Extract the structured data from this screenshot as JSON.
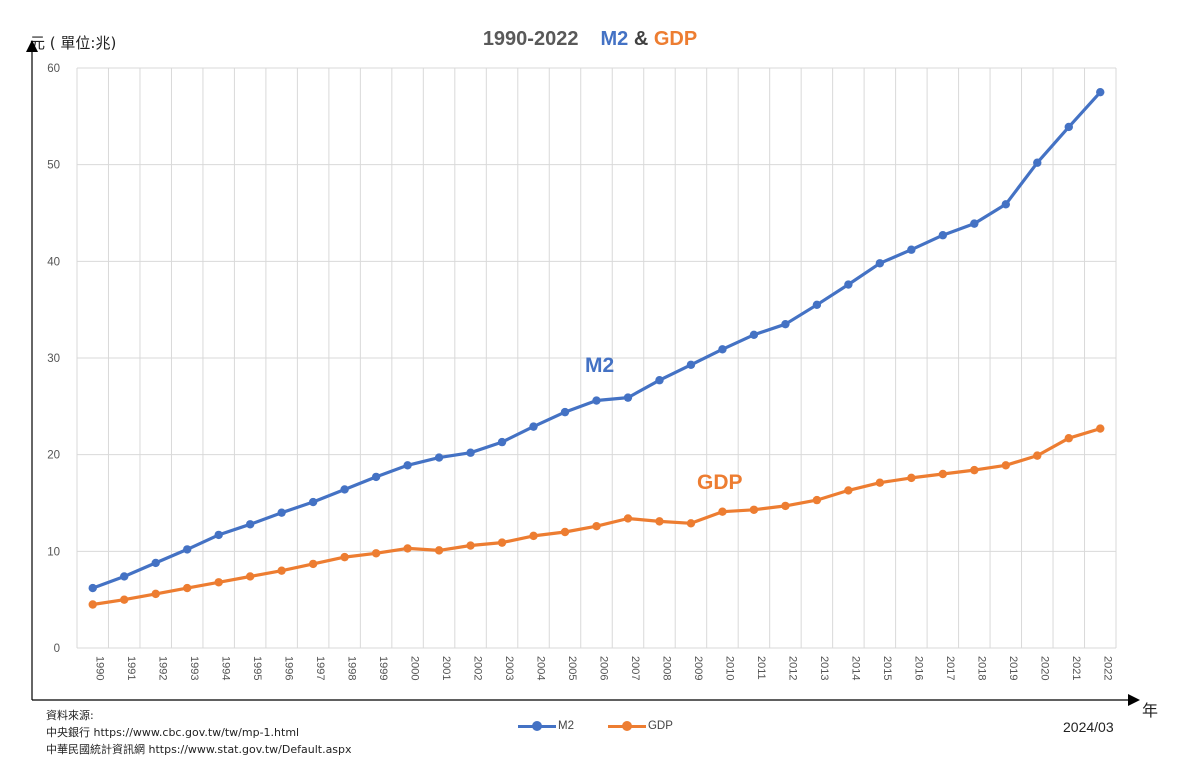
{
  "title": {
    "years": "1990-2022",
    "m2": "M2",
    "amp": "&",
    "gdp": "GDP"
  },
  "y_unit": "元 ( 單位:兆)",
  "x_unit": "年",
  "date": "2024/03",
  "source": {
    "heading": "資料來源:",
    "line1": "中央銀行 https://www.cbc.gov.tw/tw/mp-1.html",
    "line2": "中華民國統計資訊網 https://www.stat.gov.tw/Default.aspx"
  },
  "colors": {
    "m2": "#4472c4",
    "gdp": "#ed7d31",
    "grid": "#d9d9d9",
    "axis": "#000000"
  },
  "chart_data": {
    "type": "line",
    "x": [
      "1990",
      "1991",
      "1992",
      "1993",
      "1994",
      "1995",
      "1996",
      "1997",
      "1998",
      "1999",
      "2000",
      "2001",
      "2002",
      "2003",
      "2004",
      "2005",
      "2006",
      "2007",
      "2008",
      "2009",
      "2010",
      "2011",
      "2012",
      "2013",
      "2014",
      "2015",
      "2016",
      "2017",
      "2018",
      "2019",
      "2020",
      "2021",
      "2022"
    ],
    "ylim": [
      0,
      60
    ],
    "yticks": [
      0,
      10,
      20,
      30,
      40,
      50,
      60
    ],
    "grid": true,
    "legend": "bottom",
    "series": [
      {
        "name": "M2",
        "label": "M2",
        "values": [
          6.2,
          7.4,
          8.8,
          10.2,
          11.7,
          12.8,
          14.0,
          15.1,
          16.4,
          17.7,
          18.9,
          19.7,
          20.2,
          21.3,
          22.9,
          24.4,
          25.6,
          25.9,
          27.7,
          29.3,
          30.9,
          32.4,
          33.5,
          35.5,
          37.6,
          39.8,
          41.2,
          42.7,
          43.9,
          45.9,
          50.2,
          53.9,
          57.5
        ]
      },
      {
        "name": "GDP",
        "label": "GDP",
        "values": [
          4.5,
          5.0,
          5.6,
          6.2,
          6.8,
          7.4,
          8.0,
          8.7,
          9.4,
          9.8,
          10.3,
          10.1,
          10.6,
          10.9,
          11.6,
          12.0,
          12.6,
          13.4,
          13.1,
          12.9,
          14.1,
          14.3,
          14.7,
          15.3,
          16.3,
          17.1,
          17.6,
          18.0,
          18.4,
          18.9,
          19.9,
          21.7,
          22.7
        ]
      }
    ]
  }
}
::::::::::
▶ _Exercise directions_
Quote each record exactly as it stands, minus the pictures.

▶ _The answer_
Extract the structured data from this screenshot as JSON.
{
  "title": {
    "years": "1990-2022",
    "m2": "M2",
    "amp": "&",
    "gdp": "GDP"
  },
  "y_unit": "元 ( 單位:兆)",
  "x_unit": "年",
  "date": "2024/03",
  "source": {
    "heading": "資料來源:",
    "line1": "中央銀行 https://www.cbc.gov.tw/tw/mp-1.html",
    "line2": "中華民國統計資訊網 https://www.stat.gov.tw/Default.aspx"
  },
  "colors": {
    "m2": "#4472c4",
    "gdp": "#ed7d31",
    "grid": "#d9d9d9",
    "axis": "#000000"
  },
  "chart_data": {
    "type": "line",
    "x": [
      "1990",
      "1991",
      "1992",
      "1993",
      "1994",
      "1995",
      "1996",
      "1997",
      "1998",
      "1999",
      "2000",
      "2001",
      "2002",
      "2003",
      "2004",
      "2005",
      "2006",
      "2007",
      "2008",
      "2009",
      "2010",
      "2011",
      "2012",
      "2013",
      "2014",
      "2015",
      "2016",
      "2017",
      "2018",
      "2019",
      "2020",
      "2021",
      "2022"
    ],
    "ylim": [
      0,
      60
    ],
    "yticks": [
      0,
      10,
      20,
      30,
      40,
      50,
      60
    ],
    "grid": true,
    "legend": "bottom",
    "series": [
      {
        "name": "M2",
        "label": "M2",
        "values": [
          6.2,
          7.4,
          8.8,
          10.2,
          11.7,
          12.8,
          14.0,
          15.1,
          16.4,
          17.7,
          18.9,
          19.7,
          20.2,
          21.3,
          22.9,
          24.4,
          25.6,
          25.9,
          27.7,
          29.3,
          30.9,
          32.4,
          33.5,
          35.5,
          37.6,
          39.8,
          41.2,
          42.7,
          43.9,
          45.9,
          50.2,
          53.9,
          57.5
        ]
      },
      {
        "name": "GDP",
        "label": "GDP",
        "values": [
          4.5,
          5.0,
          5.6,
          6.2,
          6.8,
          7.4,
          8.0,
          8.7,
          9.4,
          9.8,
          10.3,
          10.1,
          10.6,
          10.9,
          11.6,
          12.0,
          12.6,
          13.4,
          13.1,
          12.9,
          14.1,
          14.3,
          14.7,
          15.3,
          16.3,
          17.1,
          17.6,
          18.0,
          18.4,
          18.9,
          19.9,
          21.7,
          22.7
        ]
      }
    ]
  }
}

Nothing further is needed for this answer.